◆ TASK DETAILS:
The data below should be restated word for word, with every picture omitted.

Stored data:
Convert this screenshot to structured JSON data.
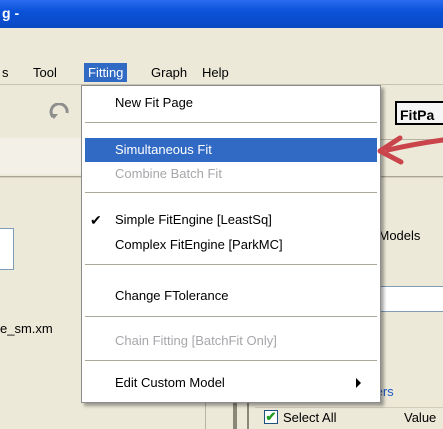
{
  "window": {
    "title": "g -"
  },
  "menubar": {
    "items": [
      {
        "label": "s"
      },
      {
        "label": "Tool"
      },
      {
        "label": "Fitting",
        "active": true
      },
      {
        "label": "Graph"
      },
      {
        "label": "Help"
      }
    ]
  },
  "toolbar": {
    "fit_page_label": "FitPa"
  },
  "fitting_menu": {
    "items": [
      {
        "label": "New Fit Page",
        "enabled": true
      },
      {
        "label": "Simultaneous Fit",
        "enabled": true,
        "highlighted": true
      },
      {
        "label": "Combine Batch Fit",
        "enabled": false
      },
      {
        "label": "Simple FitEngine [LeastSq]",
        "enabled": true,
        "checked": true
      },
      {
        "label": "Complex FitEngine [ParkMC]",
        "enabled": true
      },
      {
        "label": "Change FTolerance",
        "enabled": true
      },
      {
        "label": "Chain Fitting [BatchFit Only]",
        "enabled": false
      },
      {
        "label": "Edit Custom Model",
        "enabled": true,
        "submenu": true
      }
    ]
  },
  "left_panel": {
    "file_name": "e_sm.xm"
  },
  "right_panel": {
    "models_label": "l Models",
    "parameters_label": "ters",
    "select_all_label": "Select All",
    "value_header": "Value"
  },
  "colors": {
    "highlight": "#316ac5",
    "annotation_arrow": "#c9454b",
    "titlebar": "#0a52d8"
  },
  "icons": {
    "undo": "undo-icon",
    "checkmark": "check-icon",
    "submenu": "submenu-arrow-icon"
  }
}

◆ OUTPUT BELOW:
Convert this screenshot to structured JSON data.
{
  "window": {
    "title": "g -"
  },
  "menubar": {
    "items": [
      {
        "label": "s"
      },
      {
        "label": "Tool"
      },
      {
        "label": "Fitting",
        "active": true
      },
      {
        "label": "Graph"
      },
      {
        "label": "Help"
      }
    ]
  },
  "toolbar": {
    "fit_page_label": "FitPa"
  },
  "fitting_menu": {
    "items": [
      {
        "label": "New Fit Page",
        "enabled": true
      },
      {
        "label": "Simultaneous Fit",
        "enabled": true,
        "highlighted": true
      },
      {
        "label": "Combine Batch Fit",
        "enabled": false
      },
      {
        "label": "Simple FitEngine [LeastSq]",
        "enabled": true,
        "checked": true
      },
      {
        "label": "Complex FitEngine [ParkMC]",
        "enabled": true
      },
      {
        "label": "Change FTolerance",
        "enabled": true
      },
      {
        "label": "Chain Fitting [BatchFit Only]",
        "enabled": false
      },
      {
        "label": "Edit Custom Model",
        "enabled": true,
        "submenu": true
      }
    ]
  },
  "left_panel": {
    "file_name": "e_sm.xm"
  },
  "right_panel": {
    "models_label": "l Models",
    "parameters_label": "ters",
    "select_all_label": "Select All",
    "value_header": "Value"
  },
  "colors": {
    "highlight": "#316ac5",
    "annotation_arrow": "#c9454b",
    "titlebar": "#0a52d8"
  },
  "icons": {
    "undo": "undo-icon",
    "checkmark": "check-icon",
    "submenu": "submenu-arrow-icon"
  }
}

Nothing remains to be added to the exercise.